> **Problem description**
For every line in the records that has the word "können", make a copy.

> **Exercise data**
%%
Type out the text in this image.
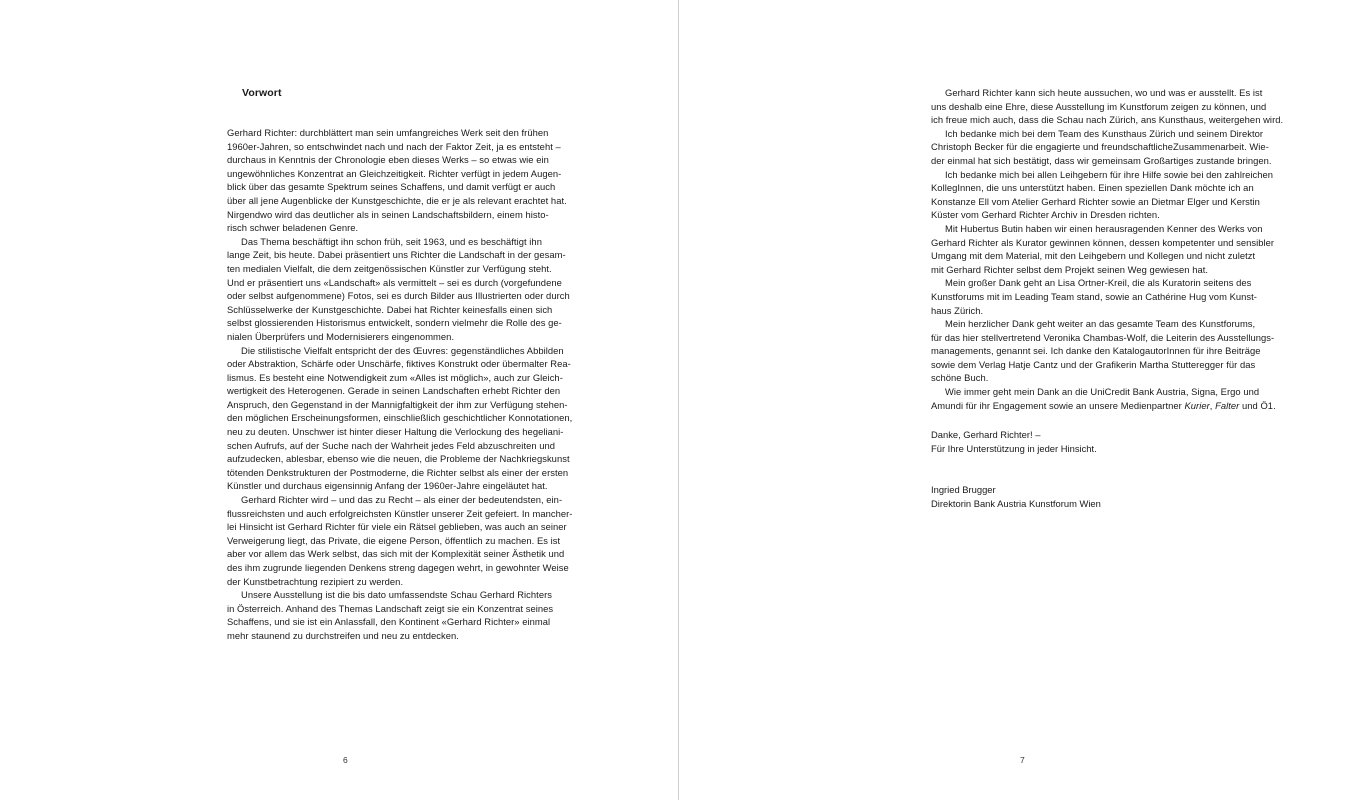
Vorwort
Gerhard Richter: durchblättert man sein umfangreiches Werk seit den frühen
1960er-Jahren, so entschwindet nach und nach der Faktor Zeit, ja es entsteht –
durchaus in Kenntnis der Chronologie eben dieses Werks – so etwas wie ein
ungewöhnliches Konzentrat an Gleichzeitigkeit. Richter verfügt in jedem Augen-
blick über das gesamte Spektrum seines Schaffens, und damit verfügt er auch
über all jene Augenblicke der Kunstgeschichte, die er je als relevant erachtet hat.
Nirgendwo wird das deutlicher als in seinen Landschaftsbildern, einem histo-
risch schwer beladenen Genre.
Das Thema beschäftigt ihn schon früh, seit 1963, und es beschäftigt ihn
lange Zeit, bis heute. Dabei präsentiert uns Richter die Landschaft in der gesam-
ten medialen Vielfalt, die dem zeitgenössischen Künstler zur Verfügung steht.
Und er präsentiert uns «Landschaft» als vermittelt – sei es durch (vorgefundene
oder selbst aufgenommene) Fotos, sei es durch Bilder aus Illustrierten oder durch
Schlüsselwerke der Kunstgeschichte. Dabei hat Richter keinesfalls einen sich
selbst glossierenden Historismus entwickelt, sondern vielmehr die Rolle des ge-
nialen Überprüfers und Modernisierers eingenommen.
Die stilistische Vielfalt entspricht der des Œuvres: gegenständliches Abbilden
oder Abstraktion, Schärfe oder Unschärfe, fiktives Konstrukt oder übermalter Rea-
lismus. Es besteht eine Notwendigkeit zum «Alles ist möglich», auch zur Gleich-
wertigkeit des Heterogenen. Gerade in seinen Landschaften erhebt Richter den
Anspruch, den Gegenstand in der Mannigfaltigkeit der ihm zur Verfügung stehen-
den möglichen Erscheinungsformen, einschließlich geschichtlicher Konnotationen,
neu zu deuten. Unschwer ist hinter dieser Haltung die Verlockung des hegeliani-
schen Aufrufs, auf der Suche nach der Wahrheit jedes Feld abzuschreiten und
aufzudecken, ablesbar, ebenso wie die neuen, die Probleme der Nachkriegskunst
tötenden Denkstrukturen der Postmoderne, die Richter selbst als einer der ersten
Künstler und durchaus eigensinnig Anfang der 1960er-Jahre eingeläutet hat.
Gerhard Richter wird – und das zu Recht – als einer der bedeutendsten, ein-
flussreichsten und auch erfolgreichsten Künstler unserer Zeit gefeiert. In mancher-
lei Hinsicht ist Gerhard Richter für viele ein Rätsel geblieben, was auch an seiner
Verweigerung liegt, das Private, die eigene Person, öffentlich zu machen. Es ist
aber vor allem das Werk selbst, das sich mit der Komplexität seiner Ästhetik und
des ihm zugrunde liegenden Denkens streng dagegen wehrt, in gewohnter Weise
der Kunstbetrachtung rezipiert zu werden.
Unsere Ausstellung ist die bis dato umfassendste Schau Gerhard Richters
in Österreich. Anhand des Themas Landschaft zeigt sie ein Konzentrat seines
Schaffens, und sie ist ein Anlassfall, den Kontinent «Gerhard Richter» einmal
mehr staunend zu durchstreifen und neu zu entdecken.
6
Gerhard Richter kann sich heute aussuchen, wo und was er ausstellt. Es ist
uns deshalb eine Ehre, diese Ausstellung im Kunstforum zeigen zu können, und
ich freue mich auch, dass die Schau nach Zürich, ans Kunsthaus, weitergehen wird.
Ich bedanke mich bei dem Team des Kunsthaus Zürich und seinem Direktor
Christoph Becker für die engagierte und freundschaftlicheZusammenarbeit. Wie-
der einmal hat sich bestätigt, dass wir gemeinsam Großartiges zustande bringen.
Ich bedanke mich bei allen Leihgebern für ihre Hilfe sowie bei den zahlreichen
KollegInnen, die uns unterstützt haben. Einen speziellen Dank möchte ich an
Konstanze Ell vom Atelier Gerhard Richter sowie an Dietmar Elger und Kerstin
Küster vom Gerhard Richter Archiv in Dresden richten.
Mit Hubertus Butin haben wir einen herausragenden Kenner des Werks von
Gerhard Richter als Kurator gewinnen können, dessen kompetenter und sensibler
Umgang mit dem Material, mit den Leihgebern und Kollegen und nicht zuletzt
mit Gerhard Richter selbst dem Projekt seinen Weg gewiesen hat.
Mein großer Dank geht an Lisa Ortner-Kreil, die als Kuratorin seitens des
Kunstforums mit im Leading Team stand, sowie an Cathérine Hug vom Kunst-
haus Zürich.
Mein herzlicher Dank geht weiter an das gesamte Team des Kunstforums,
für das hier stellvertretend Veronika Chambas-Wolf, die Leiterin des Ausstellungs-
managements, genannt sei. Ich danke den KatalogautorInnen für ihre Beiträge
sowie dem Verlag Hatje Cantz und der Grafikerin Martha Stutteregger für das
schöne Buch.
Wie immer geht mein Dank an die UniCredit Bank Austria, Signa, Ergo und
Amundi für ihr Engagement sowie an unsere Medienpartner Kurier, Falter und Ö1.
Danke, Gerhard Richter! –
Für Ihre Unterstützung in jeder Hinsicht.
Ingried Brugger
Direktorin Bank Austria Kunstforum Wien
7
%%
> **Written reply**
uns deshalb eine Ehre, diese Ausstellung im Kunstforum zeigen zu können, und
Gerhard Richter als Kurator gewinnen können, dessen kompetenter und sensibler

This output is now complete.